┌──

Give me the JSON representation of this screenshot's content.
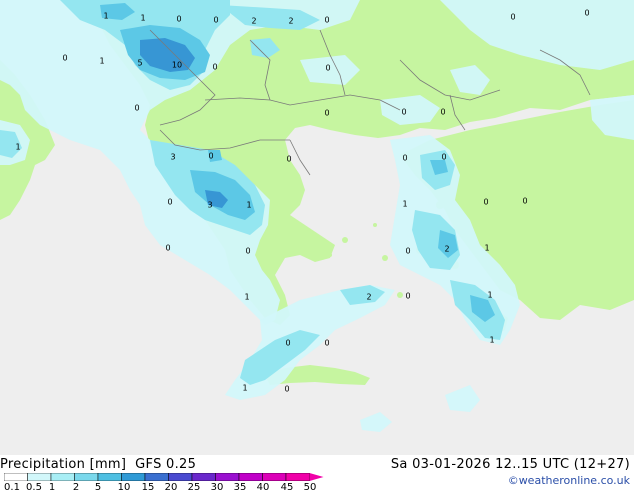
{
  "title": "Precipitation [mm]",
  "model": "GFS 0.25",
  "valid_time": "Sa 03-01-2026 12..15 UTC (12+27)",
  "credit": "©weatheronline.co.uk",
  "colors": {
    "sea": "#eeeeee",
    "land": "#c6f5a0",
    "precip_light": "#d2f7fa",
    "precip_mid": "#94e6f0",
    "precip_heavy": "#5cc8e6",
    "precip_max": "#3796d4"
  },
  "legend": {
    "labels": [
      "0.1",
      "0.5",
      "1",
      "2",
      "5",
      "10",
      "15",
      "20",
      "25",
      "30",
      "35",
      "40",
      "45",
      "50"
    ],
    "colors": [
      "#ffffff",
      "#d2f7fa",
      "#a8eef5",
      "#7ad8ec",
      "#4ebfe2",
      "#2f9ad6",
      "#3a6fd0",
      "#4a4ad0",
      "#6a28cc",
      "#9a10d0",
      "#c000c8",
      "#dc00b8",
      "#f000a8"
    ]
  },
  "map_labels": [
    {
      "id": "n1",
      "v": "1"
    },
    {
      "id": "n2",
      "v": "1"
    },
    {
      "id": "n3",
      "v": "0"
    },
    {
      "id": "n4",
      "v": "0"
    },
    {
      "id": "n5",
      "v": "2"
    },
    {
      "id": "n6",
      "v": "2"
    },
    {
      "id": "n7",
      "v": "0"
    },
    {
      "id": "n8",
      "v": "0"
    },
    {
      "id": "n9",
      "v": "0"
    },
    {
      "id": "n10",
      "v": "0"
    },
    {
      "id": "n11",
      "v": "1"
    },
    {
      "id": "n12",
      "v": "5"
    },
    {
      "id": "n13",
      "v": "10"
    },
    {
      "id": "n14",
      "v": "0"
    },
    {
      "id": "n15",
      "v": "0"
    },
    {
      "id": "n16",
      "v": "0"
    },
    {
      "id": "n17",
      "v": "1"
    },
    {
      "id": "n18",
      "v": "0"
    },
    {
      "id": "n19",
      "v": "0"
    },
    {
      "id": "n20",
      "v": "0"
    },
    {
      "id": "n21",
      "v": "3"
    },
    {
      "id": "n22",
      "v": "0"
    },
    {
      "id": "n23",
      "v": "0"
    },
    {
      "id": "n24",
      "v": "0"
    },
    {
      "id": "n25",
      "v": "0"
    },
    {
      "id": "n26",
      "v": "0"
    },
    {
      "id": "n27",
      "v": "3"
    },
    {
      "id": "n28",
      "v": "1"
    },
    {
      "id": "n29",
      "v": "1"
    },
    {
      "id": "n30",
      "v": "0"
    },
    {
      "id": "n31",
      "v": "0"
    },
    {
      "id": "n32",
      "v": "0"
    },
    {
      "id": "n33",
      "v": "0"
    },
    {
      "id": "n34",
      "v": "0"
    },
    {
      "id": "n35",
      "v": "2"
    },
    {
      "id": "n36",
      "v": "1"
    },
    {
      "id": "n37",
      "v": "1"
    },
    {
      "id": "n38",
      "v": "2"
    },
    {
      "id": "n39",
      "v": "0"
    },
    {
      "id": "n40",
      "v": "1"
    },
    {
      "id": "n41",
      "v": "1"
    },
    {
      "id": "n42",
      "v": "0"
    },
    {
      "id": "n43",
      "v": "0"
    },
    {
      "id": "n44",
      "v": "1"
    },
    {
      "id": "n45",
      "v": "0"
    }
  ]
}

└──

● SET TASK: Transcribe the full listing above exactly as it stands, minus the pictures.

● FINISHED ANSWER:
Give me the JSON representation of this screenshot's content.
{
  "title": "Precipitation [mm]",
  "model": "GFS 0.25",
  "valid_time": "Sa 03-01-2026 12..15 UTC (12+27)",
  "credit": "©weatheronline.co.uk",
  "colors": {
    "sea": "#eeeeee",
    "land": "#c6f5a0",
    "precip_light": "#d2f7fa",
    "precip_mid": "#94e6f0",
    "precip_heavy": "#5cc8e6",
    "precip_max": "#3796d4"
  },
  "legend": {
    "labels": [
      "0.1",
      "0.5",
      "1",
      "2",
      "5",
      "10",
      "15",
      "20",
      "25",
      "30",
      "35",
      "40",
      "45",
      "50"
    ],
    "colors": [
      "#ffffff",
      "#d2f7fa",
      "#a8eef5",
      "#7ad8ec",
      "#4ebfe2",
      "#2f9ad6",
      "#3a6fd0",
      "#4a4ad0",
      "#6a28cc",
      "#9a10d0",
      "#c000c8",
      "#dc00b8",
      "#f000a8"
    ]
  },
  "map_labels": [
    {
      "id": "n1",
      "v": "1"
    },
    {
      "id": "n2",
      "v": "1"
    },
    {
      "id": "n3",
      "v": "0"
    },
    {
      "id": "n4",
      "v": "0"
    },
    {
      "id": "n5",
      "v": "2"
    },
    {
      "id": "n6",
      "v": "2"
    },
    {
      "id": "n7",
      "v": "0"
    },
    {
      "id": "n8",
      "v": "0"
    },
    {
      "id": "n9",
      "v": "0"
    },
    {
      "id": "n10",
      "v": "0"
    },
    {
      "id": "n11",
      "v": "1"
    },
    {
      "id": "n12",
      "v": "5"
    },
    {
      "id": "n13",
      "v": "10"
    },
    {
      "id": "n14",
      "v": "0"
    },
    {
      "id": "n15",
      "v": "0"
    },
    {
      "id": "n16",
      "v": "0"
    },
    {
      "id": "n17",
      "v": "1"
    },
    {
      "id": "n18",
      "v": "0"
    },
    {
      "id": "n19",
      "v": "0"
    },
    {
      "id": "n20",
      "v": "0"
    },
    {
      "id": "n21",
      "v": "3"
    },
    {
      "id": "n22",
      "v": "0"
    },
    {
      "id": "n23",
      "v": "0"
    },
    {
      "id": "n24",
      "v": "0"
    },
    {
      "id": "n25",
      "v": "0"
    },
    {
      "id": "n26",
      "v": "0"
    },
    {
      "id": "n27",
      "v": "3"
    },
    {
      "id": "n28",
      "v": "1"
    },
    {
      "id": "n29",
      "v": "1"
    },
    {
      "id": "n30",
      "v": "0"
    },
    {
      "id": "n31",
      "v": "0"
    },
    {
      "id": "n32",
      "v": "0"
    },
    {
      "id": "n33",
      "v": "0"
    },
    {
      "id": "n34",
      "v": "0"
    },
    {
      "id": "n35",
      "v": "2"
    },
    {
      "id": "n36",
      "v": "1"
    },
    {
      "id": "n37",
      "v": "1"
    },
    {
      "id": "n38",
      "v": "2"
    },
    {
      "id": "n39",
      "v": "0"
    },
    {
      "id": "n40",
      "v": "1"
    },
    {
      "id": "n41",
      "v": "1"
    },
    {
      "id": "n42",
      "v": "0"
    },
    {
      "id": "n43",
      "v": "0"
    },
    {
      "id": "n44",
      "v": "1"
    },
    {
      "id": "n45",
      "v": "0"
    }
  ]
}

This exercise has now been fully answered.